WORK REQUIRED: Return all lines where the word "nConnection" can be found.

GIVEN ENTRIES:
::::::

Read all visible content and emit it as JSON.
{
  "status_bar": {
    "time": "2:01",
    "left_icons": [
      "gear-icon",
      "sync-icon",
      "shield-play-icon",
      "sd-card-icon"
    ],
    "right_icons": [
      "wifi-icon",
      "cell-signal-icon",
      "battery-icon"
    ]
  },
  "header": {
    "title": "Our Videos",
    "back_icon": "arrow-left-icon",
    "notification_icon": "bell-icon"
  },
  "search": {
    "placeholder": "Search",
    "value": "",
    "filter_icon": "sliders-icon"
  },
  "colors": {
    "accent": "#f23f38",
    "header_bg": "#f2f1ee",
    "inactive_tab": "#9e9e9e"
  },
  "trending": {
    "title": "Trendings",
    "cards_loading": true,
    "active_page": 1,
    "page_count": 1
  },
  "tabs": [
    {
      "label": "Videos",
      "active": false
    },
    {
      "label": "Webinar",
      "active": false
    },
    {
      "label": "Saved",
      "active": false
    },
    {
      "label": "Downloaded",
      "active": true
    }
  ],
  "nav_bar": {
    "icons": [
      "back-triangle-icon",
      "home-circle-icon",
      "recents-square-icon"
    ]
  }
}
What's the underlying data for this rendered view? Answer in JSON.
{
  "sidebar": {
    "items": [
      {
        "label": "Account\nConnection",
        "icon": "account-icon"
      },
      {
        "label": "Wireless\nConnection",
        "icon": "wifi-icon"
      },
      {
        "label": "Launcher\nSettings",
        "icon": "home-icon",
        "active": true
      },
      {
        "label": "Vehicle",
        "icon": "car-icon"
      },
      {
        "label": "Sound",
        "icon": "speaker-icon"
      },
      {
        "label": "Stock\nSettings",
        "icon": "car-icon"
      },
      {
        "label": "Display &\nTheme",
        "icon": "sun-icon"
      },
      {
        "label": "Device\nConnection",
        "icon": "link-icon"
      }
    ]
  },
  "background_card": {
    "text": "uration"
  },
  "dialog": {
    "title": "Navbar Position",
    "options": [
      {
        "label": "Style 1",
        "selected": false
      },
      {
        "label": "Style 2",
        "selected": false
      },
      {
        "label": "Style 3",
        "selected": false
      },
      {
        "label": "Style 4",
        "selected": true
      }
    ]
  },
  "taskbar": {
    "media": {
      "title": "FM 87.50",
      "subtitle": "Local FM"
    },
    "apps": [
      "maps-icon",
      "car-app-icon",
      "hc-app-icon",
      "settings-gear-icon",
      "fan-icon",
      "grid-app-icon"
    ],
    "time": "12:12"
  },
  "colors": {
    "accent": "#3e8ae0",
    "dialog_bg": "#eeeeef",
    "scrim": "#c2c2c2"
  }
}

::::::

RESULT FOR THIS EXERCISE:
        "label": "Account\nConnection",
        "label": "Wireless\nConnection",
        "label": "Device\nConnection",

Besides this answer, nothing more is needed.